> WHAT YOU NEED TO DO
Check each line of the records below for the word "صنعت" and copy those where it appears.

####################

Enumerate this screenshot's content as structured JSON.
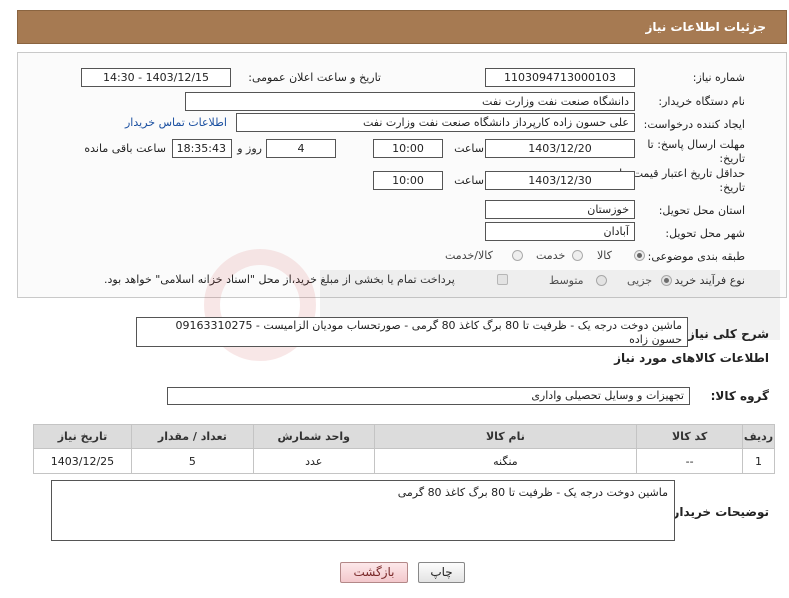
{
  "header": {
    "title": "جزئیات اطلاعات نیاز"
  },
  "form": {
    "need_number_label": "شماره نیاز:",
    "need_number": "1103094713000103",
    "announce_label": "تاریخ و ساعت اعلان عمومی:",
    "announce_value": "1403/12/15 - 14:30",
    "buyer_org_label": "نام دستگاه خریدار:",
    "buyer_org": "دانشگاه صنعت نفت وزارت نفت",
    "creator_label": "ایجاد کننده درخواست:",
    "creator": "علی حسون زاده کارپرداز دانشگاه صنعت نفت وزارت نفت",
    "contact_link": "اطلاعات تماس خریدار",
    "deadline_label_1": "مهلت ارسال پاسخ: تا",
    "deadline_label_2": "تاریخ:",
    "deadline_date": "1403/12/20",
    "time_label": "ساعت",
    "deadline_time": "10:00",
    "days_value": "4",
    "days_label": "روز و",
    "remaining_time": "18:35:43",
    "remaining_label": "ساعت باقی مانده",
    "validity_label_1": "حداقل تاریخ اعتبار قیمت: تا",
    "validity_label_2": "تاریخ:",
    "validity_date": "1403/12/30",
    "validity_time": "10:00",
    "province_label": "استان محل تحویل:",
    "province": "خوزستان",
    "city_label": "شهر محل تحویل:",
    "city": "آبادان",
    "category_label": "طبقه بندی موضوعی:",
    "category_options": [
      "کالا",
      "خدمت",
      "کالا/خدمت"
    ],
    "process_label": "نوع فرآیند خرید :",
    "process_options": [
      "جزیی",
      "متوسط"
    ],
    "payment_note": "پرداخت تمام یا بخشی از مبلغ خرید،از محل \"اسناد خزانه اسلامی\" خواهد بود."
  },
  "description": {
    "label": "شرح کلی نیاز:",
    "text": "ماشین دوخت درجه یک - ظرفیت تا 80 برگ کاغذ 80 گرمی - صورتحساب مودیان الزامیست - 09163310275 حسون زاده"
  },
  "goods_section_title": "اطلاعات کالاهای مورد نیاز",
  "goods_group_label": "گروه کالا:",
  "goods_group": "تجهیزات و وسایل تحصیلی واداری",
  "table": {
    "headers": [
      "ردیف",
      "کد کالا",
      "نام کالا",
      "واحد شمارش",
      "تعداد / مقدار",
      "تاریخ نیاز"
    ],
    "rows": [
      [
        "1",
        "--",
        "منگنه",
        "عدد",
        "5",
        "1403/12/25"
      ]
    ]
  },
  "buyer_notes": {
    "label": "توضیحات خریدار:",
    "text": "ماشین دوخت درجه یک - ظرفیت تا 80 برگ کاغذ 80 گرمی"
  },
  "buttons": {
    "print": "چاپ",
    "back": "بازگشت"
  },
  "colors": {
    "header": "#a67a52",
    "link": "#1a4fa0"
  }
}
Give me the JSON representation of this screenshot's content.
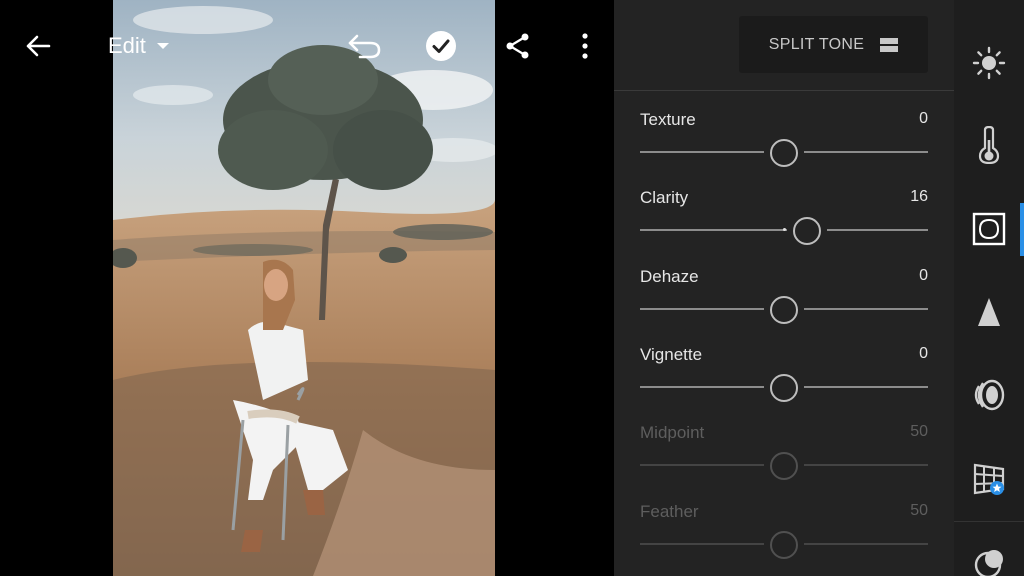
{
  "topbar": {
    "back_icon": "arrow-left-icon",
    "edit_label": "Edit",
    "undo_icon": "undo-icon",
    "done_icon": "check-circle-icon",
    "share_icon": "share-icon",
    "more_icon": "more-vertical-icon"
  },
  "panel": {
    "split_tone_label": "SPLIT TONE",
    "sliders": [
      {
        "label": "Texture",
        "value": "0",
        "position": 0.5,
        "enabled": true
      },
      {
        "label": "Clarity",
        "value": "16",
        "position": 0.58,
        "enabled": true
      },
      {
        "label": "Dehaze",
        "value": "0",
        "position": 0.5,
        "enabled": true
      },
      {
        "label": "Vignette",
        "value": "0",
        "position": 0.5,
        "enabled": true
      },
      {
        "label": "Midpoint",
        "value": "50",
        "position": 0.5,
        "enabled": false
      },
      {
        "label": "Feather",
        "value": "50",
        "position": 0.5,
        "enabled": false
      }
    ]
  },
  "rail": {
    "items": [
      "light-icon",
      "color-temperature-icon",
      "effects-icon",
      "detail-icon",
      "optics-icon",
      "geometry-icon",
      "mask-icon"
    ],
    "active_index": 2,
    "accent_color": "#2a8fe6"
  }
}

####################

> EXERCISE OUTPUT
    "buyer_org": "دانشگاه صنعت نفت وزارت نفت",
    "creator": "علی حسون زاده کارپرداز دانشگاه صنعت نفت وزارت نفت",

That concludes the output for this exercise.